*Goal*: Work out how many lines of the listing hold the string "pressure". Answer with that number alone.

*Exercise input*:
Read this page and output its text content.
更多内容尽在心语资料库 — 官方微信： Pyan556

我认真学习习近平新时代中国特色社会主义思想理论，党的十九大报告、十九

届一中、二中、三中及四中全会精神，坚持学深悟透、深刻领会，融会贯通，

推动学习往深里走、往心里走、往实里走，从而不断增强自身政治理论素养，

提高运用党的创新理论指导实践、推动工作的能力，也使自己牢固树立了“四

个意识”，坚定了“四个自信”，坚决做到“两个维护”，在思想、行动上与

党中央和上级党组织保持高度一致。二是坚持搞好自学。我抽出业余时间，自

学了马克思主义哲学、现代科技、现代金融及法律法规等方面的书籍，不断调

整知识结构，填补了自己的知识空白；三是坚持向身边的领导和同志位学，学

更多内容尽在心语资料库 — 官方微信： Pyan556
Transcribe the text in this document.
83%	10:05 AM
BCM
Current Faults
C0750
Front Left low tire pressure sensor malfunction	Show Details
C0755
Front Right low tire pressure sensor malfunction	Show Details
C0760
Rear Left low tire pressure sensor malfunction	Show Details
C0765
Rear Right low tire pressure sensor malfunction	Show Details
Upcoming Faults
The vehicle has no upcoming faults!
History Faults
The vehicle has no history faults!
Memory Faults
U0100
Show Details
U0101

==

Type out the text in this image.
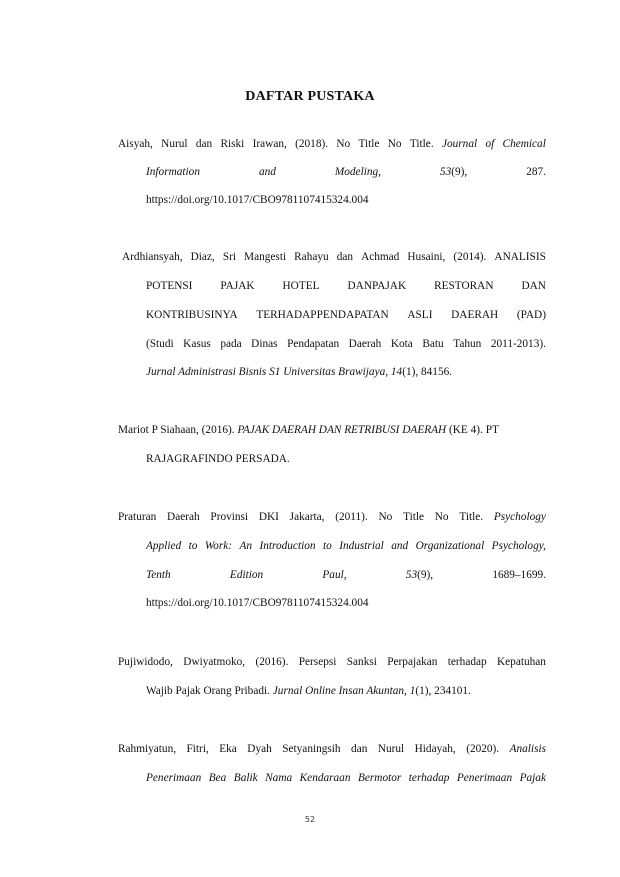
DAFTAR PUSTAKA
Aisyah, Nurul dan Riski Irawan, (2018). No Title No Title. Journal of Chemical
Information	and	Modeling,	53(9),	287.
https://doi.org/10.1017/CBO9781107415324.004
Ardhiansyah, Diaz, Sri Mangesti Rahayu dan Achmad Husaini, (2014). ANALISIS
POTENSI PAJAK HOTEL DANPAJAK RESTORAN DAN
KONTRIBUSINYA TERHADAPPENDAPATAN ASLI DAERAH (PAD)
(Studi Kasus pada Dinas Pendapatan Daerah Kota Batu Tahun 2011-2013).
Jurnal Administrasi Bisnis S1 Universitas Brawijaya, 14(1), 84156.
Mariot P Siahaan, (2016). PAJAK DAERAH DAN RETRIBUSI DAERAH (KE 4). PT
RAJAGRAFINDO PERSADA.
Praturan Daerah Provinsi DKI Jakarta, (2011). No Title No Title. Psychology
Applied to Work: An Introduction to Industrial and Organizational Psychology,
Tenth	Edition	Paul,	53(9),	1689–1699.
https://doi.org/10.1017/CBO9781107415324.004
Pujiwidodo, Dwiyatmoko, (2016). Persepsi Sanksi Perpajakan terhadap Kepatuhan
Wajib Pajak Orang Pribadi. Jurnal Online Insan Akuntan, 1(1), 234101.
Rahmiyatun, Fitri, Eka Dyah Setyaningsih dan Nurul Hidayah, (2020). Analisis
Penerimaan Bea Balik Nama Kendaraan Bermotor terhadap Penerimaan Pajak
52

*Solution for this problem*: 4